* _Stated exercise_: Find the lines holding "mars" and copy them.

* _Exercise inputs_:

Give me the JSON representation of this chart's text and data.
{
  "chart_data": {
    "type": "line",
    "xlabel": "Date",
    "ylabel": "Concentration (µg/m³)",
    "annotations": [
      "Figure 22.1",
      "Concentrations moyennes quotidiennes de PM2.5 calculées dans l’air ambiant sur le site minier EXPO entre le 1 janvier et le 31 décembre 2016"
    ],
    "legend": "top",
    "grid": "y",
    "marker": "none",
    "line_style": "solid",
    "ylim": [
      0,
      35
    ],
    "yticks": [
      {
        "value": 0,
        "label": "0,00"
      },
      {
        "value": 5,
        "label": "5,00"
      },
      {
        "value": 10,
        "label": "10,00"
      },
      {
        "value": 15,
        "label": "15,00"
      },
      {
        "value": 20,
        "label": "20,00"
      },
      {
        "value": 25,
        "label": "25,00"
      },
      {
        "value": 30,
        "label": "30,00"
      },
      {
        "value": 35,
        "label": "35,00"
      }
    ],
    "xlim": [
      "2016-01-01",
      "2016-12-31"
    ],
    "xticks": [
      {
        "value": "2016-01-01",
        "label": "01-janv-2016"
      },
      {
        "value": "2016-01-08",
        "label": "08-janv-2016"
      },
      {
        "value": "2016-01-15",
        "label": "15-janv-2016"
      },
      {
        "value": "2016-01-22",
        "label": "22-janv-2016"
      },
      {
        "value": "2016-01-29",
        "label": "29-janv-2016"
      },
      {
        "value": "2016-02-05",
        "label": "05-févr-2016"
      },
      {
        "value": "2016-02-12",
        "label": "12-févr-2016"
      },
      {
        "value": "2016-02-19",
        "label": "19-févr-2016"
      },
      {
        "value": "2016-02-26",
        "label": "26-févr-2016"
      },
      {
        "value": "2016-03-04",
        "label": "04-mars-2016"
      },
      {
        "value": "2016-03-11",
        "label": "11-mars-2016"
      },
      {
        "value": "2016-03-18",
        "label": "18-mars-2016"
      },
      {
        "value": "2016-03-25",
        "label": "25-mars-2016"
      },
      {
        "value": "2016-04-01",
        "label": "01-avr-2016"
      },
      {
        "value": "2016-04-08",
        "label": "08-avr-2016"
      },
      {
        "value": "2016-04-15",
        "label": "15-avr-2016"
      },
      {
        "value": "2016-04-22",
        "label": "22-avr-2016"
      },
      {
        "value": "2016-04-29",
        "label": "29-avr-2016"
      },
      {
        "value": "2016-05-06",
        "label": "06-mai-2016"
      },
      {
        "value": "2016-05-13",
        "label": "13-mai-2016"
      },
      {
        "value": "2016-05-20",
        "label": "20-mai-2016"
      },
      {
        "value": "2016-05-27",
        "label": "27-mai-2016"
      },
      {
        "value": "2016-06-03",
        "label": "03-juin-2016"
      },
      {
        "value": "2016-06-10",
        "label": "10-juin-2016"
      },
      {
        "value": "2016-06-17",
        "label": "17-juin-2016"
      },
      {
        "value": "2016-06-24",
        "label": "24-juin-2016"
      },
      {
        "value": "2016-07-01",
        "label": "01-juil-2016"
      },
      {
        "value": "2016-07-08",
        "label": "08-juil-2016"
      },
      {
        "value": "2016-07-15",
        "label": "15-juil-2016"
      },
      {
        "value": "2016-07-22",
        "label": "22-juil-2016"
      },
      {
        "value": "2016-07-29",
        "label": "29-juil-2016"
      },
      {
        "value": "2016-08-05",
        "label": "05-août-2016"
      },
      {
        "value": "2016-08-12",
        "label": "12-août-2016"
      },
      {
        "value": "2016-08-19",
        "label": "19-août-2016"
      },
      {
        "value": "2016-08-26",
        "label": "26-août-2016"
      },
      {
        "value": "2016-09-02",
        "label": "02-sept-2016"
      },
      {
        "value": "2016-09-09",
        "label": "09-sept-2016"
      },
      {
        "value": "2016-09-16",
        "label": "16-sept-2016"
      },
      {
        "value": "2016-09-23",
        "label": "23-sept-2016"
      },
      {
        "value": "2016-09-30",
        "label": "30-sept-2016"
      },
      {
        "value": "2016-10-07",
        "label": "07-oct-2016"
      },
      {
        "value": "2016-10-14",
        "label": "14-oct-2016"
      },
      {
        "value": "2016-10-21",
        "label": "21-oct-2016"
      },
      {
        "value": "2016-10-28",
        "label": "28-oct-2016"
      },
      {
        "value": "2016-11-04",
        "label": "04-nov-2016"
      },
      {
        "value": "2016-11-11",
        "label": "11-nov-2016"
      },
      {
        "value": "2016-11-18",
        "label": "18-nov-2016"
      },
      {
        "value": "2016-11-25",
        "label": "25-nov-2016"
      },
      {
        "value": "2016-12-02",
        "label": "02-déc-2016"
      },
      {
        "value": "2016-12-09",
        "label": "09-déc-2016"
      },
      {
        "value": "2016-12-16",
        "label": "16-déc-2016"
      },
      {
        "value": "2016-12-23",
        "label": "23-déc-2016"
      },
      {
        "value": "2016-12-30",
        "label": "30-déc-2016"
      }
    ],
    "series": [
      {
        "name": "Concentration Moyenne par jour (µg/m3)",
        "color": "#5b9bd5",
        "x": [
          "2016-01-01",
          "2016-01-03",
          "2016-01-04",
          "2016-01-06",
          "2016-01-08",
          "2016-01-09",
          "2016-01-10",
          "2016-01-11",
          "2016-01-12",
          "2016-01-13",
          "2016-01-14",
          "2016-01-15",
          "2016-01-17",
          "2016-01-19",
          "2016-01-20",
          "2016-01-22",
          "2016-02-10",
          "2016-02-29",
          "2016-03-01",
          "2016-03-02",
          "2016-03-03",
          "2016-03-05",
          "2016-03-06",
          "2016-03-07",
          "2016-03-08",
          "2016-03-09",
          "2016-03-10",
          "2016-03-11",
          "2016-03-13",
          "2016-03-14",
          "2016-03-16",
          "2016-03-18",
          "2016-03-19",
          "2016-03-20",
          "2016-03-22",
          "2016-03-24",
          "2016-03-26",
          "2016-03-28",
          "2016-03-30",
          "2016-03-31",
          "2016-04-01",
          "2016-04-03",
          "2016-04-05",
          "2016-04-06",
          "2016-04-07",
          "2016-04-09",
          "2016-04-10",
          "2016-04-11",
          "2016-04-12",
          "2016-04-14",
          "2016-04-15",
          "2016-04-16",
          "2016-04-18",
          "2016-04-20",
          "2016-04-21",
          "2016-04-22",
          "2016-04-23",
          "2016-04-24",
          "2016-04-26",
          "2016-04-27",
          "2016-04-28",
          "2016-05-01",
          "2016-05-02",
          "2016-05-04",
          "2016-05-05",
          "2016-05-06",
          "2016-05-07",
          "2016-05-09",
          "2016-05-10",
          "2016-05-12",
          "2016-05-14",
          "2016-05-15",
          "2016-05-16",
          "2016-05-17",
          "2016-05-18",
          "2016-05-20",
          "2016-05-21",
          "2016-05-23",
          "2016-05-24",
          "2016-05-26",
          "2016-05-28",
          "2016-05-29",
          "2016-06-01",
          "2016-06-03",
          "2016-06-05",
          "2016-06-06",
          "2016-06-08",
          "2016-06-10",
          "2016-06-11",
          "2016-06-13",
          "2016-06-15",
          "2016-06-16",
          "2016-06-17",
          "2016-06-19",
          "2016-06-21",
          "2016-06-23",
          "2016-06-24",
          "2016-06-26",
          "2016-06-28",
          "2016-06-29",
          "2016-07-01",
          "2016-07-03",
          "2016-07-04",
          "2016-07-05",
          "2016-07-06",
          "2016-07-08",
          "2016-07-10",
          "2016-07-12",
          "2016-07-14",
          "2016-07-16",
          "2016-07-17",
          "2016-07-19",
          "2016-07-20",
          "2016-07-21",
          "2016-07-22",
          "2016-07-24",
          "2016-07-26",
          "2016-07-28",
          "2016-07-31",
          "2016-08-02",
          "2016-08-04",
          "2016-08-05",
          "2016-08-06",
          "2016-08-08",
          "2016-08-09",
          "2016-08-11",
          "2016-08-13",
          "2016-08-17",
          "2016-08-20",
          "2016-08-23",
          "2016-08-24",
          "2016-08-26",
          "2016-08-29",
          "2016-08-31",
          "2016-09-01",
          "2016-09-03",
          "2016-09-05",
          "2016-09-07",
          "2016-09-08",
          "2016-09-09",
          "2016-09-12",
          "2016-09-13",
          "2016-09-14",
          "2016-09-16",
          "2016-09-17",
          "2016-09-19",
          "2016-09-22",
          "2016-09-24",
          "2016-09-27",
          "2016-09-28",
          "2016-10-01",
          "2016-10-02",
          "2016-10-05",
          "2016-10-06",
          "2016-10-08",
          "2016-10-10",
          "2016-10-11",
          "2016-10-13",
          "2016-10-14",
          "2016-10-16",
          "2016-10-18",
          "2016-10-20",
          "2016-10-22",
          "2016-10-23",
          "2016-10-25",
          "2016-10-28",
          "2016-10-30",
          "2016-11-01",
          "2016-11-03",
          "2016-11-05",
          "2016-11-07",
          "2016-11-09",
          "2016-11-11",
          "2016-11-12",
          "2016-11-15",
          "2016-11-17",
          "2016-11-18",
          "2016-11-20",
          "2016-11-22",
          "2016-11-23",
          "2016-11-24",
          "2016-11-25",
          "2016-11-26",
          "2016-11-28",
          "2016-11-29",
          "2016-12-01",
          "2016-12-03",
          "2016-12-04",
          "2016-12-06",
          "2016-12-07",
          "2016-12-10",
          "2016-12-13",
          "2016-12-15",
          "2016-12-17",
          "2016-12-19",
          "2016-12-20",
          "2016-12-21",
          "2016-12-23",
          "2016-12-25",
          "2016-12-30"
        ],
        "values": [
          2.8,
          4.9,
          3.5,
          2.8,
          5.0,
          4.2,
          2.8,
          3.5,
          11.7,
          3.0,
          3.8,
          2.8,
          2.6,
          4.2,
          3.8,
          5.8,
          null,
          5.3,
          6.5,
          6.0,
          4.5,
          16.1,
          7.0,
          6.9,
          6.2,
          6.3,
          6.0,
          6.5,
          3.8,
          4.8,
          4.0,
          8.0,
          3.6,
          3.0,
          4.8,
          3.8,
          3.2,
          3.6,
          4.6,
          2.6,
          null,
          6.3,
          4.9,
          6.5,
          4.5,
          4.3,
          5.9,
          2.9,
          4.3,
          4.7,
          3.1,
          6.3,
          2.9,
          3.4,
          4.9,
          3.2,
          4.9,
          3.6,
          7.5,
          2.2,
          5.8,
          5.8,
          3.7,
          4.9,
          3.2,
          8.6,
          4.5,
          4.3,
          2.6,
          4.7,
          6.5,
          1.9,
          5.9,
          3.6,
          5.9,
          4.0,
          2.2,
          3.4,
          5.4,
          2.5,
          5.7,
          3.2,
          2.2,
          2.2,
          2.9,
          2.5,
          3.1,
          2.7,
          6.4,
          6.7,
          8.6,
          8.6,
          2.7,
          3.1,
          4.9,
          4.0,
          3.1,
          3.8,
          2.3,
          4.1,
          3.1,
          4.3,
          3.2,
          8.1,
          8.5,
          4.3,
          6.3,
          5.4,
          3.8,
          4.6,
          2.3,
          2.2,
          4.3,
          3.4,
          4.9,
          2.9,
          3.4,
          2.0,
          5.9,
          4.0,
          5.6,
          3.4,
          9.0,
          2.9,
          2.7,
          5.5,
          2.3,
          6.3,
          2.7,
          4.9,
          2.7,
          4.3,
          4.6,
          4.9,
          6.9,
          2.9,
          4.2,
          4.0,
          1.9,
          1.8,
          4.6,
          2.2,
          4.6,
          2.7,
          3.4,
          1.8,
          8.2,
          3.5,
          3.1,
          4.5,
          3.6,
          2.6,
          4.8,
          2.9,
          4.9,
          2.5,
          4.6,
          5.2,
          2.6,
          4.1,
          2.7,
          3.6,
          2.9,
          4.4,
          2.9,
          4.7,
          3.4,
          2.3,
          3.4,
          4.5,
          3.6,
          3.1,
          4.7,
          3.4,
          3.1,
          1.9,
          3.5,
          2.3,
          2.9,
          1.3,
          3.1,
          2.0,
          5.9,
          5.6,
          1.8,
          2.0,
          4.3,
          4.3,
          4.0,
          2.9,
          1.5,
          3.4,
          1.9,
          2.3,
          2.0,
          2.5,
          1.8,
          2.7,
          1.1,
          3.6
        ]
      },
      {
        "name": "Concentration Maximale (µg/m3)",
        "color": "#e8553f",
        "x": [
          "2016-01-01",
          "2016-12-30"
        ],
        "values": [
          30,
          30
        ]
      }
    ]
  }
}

* _Completed exercise_:
        "label": "04-mars-2016"
        "label": "11-mars-2016"
        "label": "18-mars-2016"
        "label": "25-mars-2016"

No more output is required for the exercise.